После их отъезда я оказался в большом затруднении, пытаясь выполнить столько неотложных и противоречивых обязанностей, ставших следствием моей неосторожности; будь я в своем обычном положении, после предложения и отказа от поездки в Женеву мне оставалось бы только хранить спокойствие, и все было бы как надо. Но я по глупости превратил это в дело, которое не могло оставаться в том состоянии, в каком было, и объяснение было абсолютно необходимо, если только я не покину Эрмитаж, чего я только что обещал мадам д'Удето не делать, по крайней мере в настоящее время. Более того, она потребовала от меня сообщить причины моего отказа моим мнимым друзьям, чтобы это не было приписано ей. Однако я не мог изложить истинную причину, не нанеся оскорбления мадам д'Эпине, которая, безусловно, имела право на мою признательность за то, что она сделала для меня. Все хорошо обдумав, я оказался сведен к суровой, но неизбежной необходимости поступиться уважением либо к мадам д'Эпине, либо к мадам д'Удето, либо к самому себе; и именно последним я решил пожертвовать. Я сделал это без колебаний, открыто и полностью, и с таким великодушием, что этот поступок стал достоин искупления ошибок, которые привели меня к такой крайности. Эта жертва, которой воспользовались мои враги и которой они, возможно, не ожидали, погубила мою репутацию и благодаря их усердию лишила меня уважения публики; но она вернула мне мое собственное и дала мне утешение в моем несчастье. Это, как станет ясно в дальнейшем, не последний раз, когда я приносил такую жертву, и не последний раз, когда ею пользовались, чтобы причинить мне вред.

Гримм был единственным человеком, который, казалось, не принимал участия в этом деле, и именно к нему я решил обратиться. Я написал ему длинное письмо, в котором изложил всю нелепость того, что я обязан сопровождать мадам д'Эпине в Женеву, бесполезность этой меры и даже то смущение, которое это причинило бы ей, помимо неудобств для меня самого. Я не смог устоять перед искушением дать ему понять в этом письме, насколько полно я осведомлен о том, как были устроены дела, и что мне кажется странным, что от меня ожидают предпринять это путешествие, в то время как он сам от него освобожден и его имя никогда не упоминается. Это письмо, в котором из-за невозможности четко изложить свои причины я часто был вынужден отклоняться от темы, сделало бы меня виновным в глазах публики, но оно было образцом сдержанности и осмотрительности для людей, которые, подобно Гримму, были полностью осведомлены о вещах, о которых я умалчивал, и которые оправдывали мое поведение. Я даже не колебался настроить против себя еще один предрассудок, приписав совет Дидро другим моим друзьям. Я сделал это, чтобы намекнуть, что мадам д'Удето была того же мнения, что и они, и, не упоминая о том, что после моих доводов она стала думать иначе, я не мог лучше устранить подозрение в ее сговоре с моими действиями, чем выказав недовольство ее поведением.

(Данные о пространственном расположении)
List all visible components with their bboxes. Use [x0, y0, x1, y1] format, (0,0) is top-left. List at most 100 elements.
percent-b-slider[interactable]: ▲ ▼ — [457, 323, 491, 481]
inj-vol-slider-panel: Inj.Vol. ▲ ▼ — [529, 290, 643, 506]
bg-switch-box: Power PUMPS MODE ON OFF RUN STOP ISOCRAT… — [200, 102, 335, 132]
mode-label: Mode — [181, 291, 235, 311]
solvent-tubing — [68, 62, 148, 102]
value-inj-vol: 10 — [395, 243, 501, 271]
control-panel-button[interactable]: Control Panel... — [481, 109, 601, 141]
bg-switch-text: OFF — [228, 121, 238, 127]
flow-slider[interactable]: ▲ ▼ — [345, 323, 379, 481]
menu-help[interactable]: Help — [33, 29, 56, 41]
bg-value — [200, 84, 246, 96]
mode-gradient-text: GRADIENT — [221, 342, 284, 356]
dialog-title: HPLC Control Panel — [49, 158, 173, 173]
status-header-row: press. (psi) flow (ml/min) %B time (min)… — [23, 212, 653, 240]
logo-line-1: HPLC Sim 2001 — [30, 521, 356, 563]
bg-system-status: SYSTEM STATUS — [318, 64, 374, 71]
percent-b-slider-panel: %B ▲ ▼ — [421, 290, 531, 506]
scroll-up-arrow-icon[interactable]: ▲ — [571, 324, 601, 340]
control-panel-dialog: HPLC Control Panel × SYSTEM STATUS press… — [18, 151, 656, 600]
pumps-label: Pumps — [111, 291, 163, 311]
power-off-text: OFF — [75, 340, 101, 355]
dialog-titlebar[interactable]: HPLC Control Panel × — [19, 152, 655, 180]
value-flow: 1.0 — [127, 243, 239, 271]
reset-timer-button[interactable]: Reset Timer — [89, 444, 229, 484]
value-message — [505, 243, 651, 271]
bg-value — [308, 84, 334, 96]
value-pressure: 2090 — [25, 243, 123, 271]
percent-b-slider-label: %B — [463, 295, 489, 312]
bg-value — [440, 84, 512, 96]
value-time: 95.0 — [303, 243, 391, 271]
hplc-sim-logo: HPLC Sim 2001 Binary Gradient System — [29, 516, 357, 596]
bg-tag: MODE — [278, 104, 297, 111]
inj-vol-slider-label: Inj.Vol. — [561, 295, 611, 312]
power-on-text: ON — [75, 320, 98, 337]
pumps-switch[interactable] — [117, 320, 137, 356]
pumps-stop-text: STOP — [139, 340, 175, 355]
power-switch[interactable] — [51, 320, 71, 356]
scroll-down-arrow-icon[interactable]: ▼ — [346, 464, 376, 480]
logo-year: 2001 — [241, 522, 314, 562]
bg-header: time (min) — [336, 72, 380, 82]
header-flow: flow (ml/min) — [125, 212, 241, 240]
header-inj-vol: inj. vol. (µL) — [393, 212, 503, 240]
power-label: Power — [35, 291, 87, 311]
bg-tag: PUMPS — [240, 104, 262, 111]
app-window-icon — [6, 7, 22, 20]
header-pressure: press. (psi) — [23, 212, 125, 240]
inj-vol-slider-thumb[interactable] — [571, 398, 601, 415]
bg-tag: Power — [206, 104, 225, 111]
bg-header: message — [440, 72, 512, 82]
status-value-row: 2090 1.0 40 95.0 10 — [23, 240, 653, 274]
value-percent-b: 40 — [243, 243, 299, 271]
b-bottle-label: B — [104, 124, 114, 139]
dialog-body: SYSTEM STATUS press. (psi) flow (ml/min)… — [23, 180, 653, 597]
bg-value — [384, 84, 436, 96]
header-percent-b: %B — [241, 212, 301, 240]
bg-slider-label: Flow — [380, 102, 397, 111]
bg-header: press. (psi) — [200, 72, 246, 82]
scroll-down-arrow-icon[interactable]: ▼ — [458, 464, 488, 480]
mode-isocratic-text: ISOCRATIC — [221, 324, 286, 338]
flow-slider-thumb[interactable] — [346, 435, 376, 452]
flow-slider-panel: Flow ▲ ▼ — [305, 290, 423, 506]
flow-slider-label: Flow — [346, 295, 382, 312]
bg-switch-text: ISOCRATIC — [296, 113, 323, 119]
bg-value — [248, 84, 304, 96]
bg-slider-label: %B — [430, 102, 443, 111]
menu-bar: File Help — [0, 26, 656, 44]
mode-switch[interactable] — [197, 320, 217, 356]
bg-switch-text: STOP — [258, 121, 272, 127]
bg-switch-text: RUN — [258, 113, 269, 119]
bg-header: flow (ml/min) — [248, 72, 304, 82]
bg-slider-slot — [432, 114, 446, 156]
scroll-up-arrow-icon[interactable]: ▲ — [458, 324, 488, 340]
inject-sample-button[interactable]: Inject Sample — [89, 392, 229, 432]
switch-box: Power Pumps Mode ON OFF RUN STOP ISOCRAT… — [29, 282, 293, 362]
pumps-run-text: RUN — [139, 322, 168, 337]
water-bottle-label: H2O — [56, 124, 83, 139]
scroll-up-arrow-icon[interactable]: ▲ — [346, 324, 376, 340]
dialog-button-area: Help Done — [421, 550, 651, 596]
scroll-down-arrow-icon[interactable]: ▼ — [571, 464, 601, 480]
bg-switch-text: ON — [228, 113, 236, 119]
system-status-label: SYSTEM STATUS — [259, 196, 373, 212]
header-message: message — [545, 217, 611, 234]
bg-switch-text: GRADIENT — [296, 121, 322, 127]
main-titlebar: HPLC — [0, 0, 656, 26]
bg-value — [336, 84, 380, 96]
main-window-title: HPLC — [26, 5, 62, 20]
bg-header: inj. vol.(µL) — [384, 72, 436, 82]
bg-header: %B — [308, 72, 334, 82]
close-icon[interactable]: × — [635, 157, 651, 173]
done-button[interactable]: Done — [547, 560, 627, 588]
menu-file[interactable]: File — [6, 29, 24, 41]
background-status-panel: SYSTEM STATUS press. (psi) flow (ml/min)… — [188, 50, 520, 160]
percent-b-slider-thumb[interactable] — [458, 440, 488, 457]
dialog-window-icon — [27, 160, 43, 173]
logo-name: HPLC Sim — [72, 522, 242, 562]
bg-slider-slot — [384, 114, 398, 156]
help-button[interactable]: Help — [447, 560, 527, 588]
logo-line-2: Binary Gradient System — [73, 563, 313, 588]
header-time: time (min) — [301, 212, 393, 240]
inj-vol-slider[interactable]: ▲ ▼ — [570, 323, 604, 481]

:: ПОСТАВЛЕННАЯ ЗАДАЧА 1 ::
Кому, согласно фрагменту о поездке в Женеву, было адресовано длинное письмо?
:: ПОСТАВЛЕННАЯ ЗАДАЧА 2 ::
Продолжите фрагмент о поездке в Женеву, начав сразу после его последнего предложения.

:: ОТВЕТ 1 ::
Гримму, единственному человеку, который, казалось, не принимал участия в этом деле.

:: ОТВЕТ 2 ::
Это письмо заканчивалось актом доверия, который произвел бы впечатление на любого другого человека; ибо, прося Гримма взвесить мои доводы, а затем высказать мне свое мнение, я сообщил ему, что, каково бы оно ни было, я поступлю соответственно, и таково было мое намерение, даже если бы он счел, что я должен уехать; ибо, поскольку господин д'Эпине сам назначил себя проводником своей жены, мой отъезд с ними имел бы тогда иной вид; тогда как именно меня в первую очередь просили взять на себя эту обязанность, а он был вне обсуждения до моего отказа.

Ответ от Гримма пришел не сразу; он был довольно своеобразным, по каковой причине я здесь его приведу.

«Отъезд мадам д'Эпине отложен; ее сын болен, и необходимо подождать, пока его здоровье не восстановится. Я обдумаю содержание вашего письма. Оставайтесь спокойно в своем Эрмитаже. Я пришлю вам свое мнение, как только это станет необходимым. Поскольку она, конечно, не уедет в ближайшие дни, в этом нет немедленной нужды. Тем временем вы можете, если сочтете нужным, сделать ей свои предложения, хотя мне это кажется делом безразличным. Ибо, зная вашу ситуацию так же хорошо, как вы сами, я не сомневаюсь, что она вернет на ваше предложение такой ответ, какой должна; и вся выгода, которая, по моему мнению, может из этого проистечь, будет заключаться в том, что вы сможете сказать тем, кем будете донимаемы, что вы не в числе путешествующих не из-за отсутствия сделанных вами предложений на этот счет. Более того, я не вижу, почему вы непременно хотите, чтобы философ был рупором всего мира, и почему, если он придерживается мнения, что вы должны ехать, вы должны воображать, что все ваши друзья думают так же, как он? Если вы напишете мадам д'Эпине, ее ответ будет вашим ответом всем вашим друзьям, раз уж вы так стремитесь дать им всем ответ. Прощайте. Обнимаю мадам Левассер и Преступницу».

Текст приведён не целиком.